DIRECTIONS
Return every line below in which "this" appears.

Extracted records:
++++++

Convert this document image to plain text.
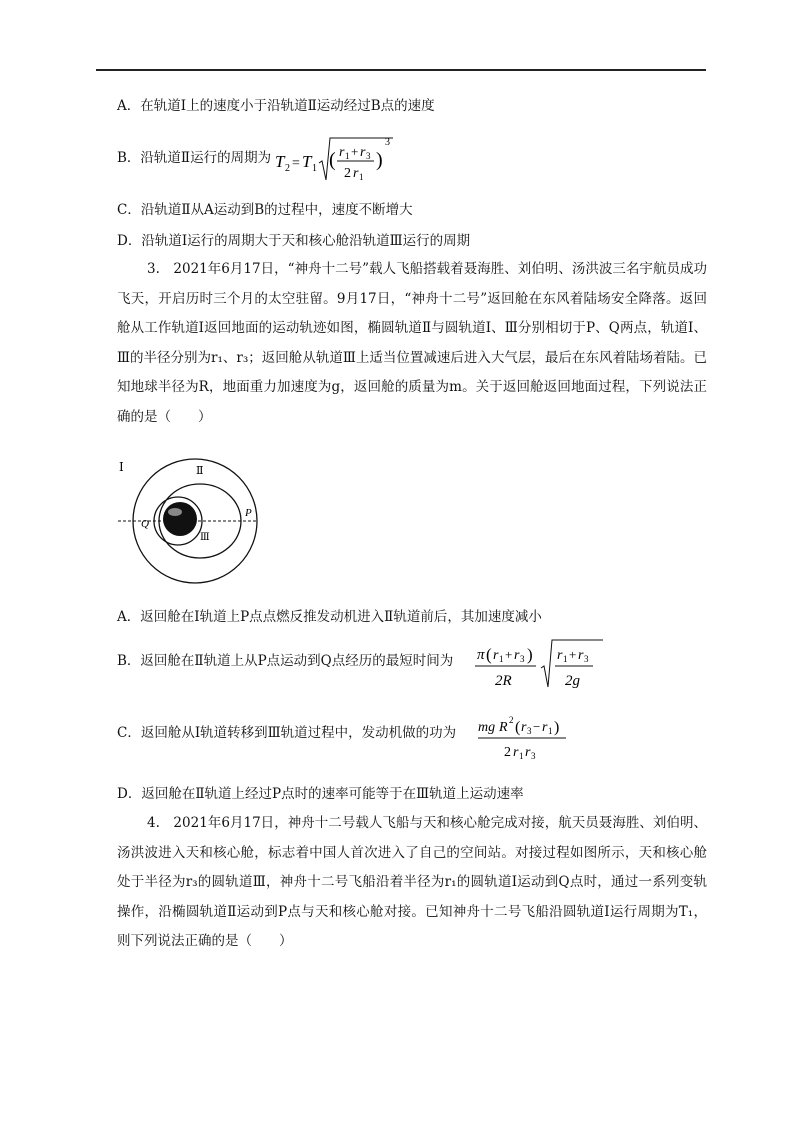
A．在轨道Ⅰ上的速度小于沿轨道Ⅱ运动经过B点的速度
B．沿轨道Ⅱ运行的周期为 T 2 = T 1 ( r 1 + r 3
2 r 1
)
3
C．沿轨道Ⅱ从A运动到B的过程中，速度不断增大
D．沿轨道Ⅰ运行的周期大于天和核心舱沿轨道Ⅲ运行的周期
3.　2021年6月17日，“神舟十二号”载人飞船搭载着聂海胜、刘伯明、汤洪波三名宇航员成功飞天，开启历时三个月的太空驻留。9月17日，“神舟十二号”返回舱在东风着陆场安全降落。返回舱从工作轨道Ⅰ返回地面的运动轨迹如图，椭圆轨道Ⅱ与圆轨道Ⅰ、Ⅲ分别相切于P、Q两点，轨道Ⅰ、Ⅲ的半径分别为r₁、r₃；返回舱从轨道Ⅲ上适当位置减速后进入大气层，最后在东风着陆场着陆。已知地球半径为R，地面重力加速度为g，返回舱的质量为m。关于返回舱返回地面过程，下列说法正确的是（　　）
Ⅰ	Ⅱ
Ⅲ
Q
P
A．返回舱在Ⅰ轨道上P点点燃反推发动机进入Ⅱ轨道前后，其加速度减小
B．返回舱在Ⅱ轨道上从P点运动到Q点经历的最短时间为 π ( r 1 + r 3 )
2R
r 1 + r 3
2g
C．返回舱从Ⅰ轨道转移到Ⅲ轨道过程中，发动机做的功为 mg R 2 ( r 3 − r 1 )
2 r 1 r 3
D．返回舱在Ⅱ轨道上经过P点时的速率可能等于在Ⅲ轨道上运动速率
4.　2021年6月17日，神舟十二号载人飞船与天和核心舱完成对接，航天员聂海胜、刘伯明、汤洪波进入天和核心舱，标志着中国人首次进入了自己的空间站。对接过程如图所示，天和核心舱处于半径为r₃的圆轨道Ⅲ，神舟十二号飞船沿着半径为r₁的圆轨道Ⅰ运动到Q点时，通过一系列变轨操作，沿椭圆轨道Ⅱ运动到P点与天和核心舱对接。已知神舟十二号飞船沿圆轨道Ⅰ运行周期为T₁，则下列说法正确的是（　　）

++++++

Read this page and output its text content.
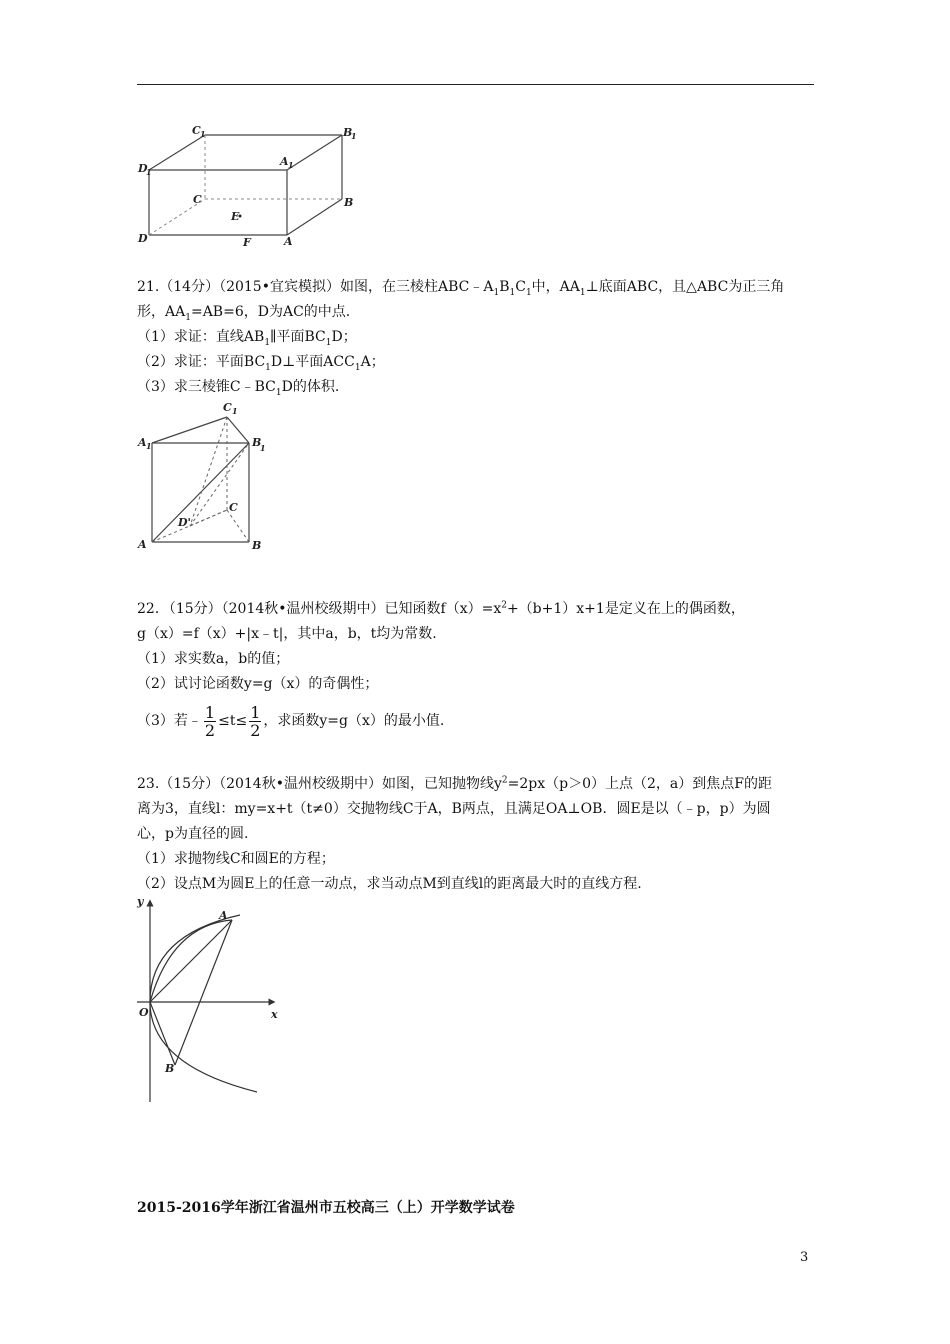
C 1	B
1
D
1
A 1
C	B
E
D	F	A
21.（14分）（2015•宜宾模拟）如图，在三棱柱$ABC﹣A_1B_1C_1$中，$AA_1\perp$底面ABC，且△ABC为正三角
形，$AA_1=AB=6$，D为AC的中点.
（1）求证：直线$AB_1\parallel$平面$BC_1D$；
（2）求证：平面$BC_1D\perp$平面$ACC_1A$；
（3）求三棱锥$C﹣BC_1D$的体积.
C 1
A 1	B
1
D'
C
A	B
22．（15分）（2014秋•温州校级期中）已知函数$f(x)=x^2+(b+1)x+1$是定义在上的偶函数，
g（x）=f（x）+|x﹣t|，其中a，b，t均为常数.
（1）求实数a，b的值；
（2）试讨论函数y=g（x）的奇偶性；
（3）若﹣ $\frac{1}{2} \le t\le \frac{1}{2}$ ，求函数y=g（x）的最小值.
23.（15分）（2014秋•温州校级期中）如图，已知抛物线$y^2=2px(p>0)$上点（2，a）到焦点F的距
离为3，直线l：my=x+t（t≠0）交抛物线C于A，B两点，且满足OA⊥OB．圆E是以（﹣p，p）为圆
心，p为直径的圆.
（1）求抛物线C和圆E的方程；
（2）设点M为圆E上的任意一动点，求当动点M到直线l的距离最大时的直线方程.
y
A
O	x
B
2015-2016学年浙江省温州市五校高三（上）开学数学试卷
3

++++++

THE RESULT
Convert this document image to plain text.
Read this page and output its text content.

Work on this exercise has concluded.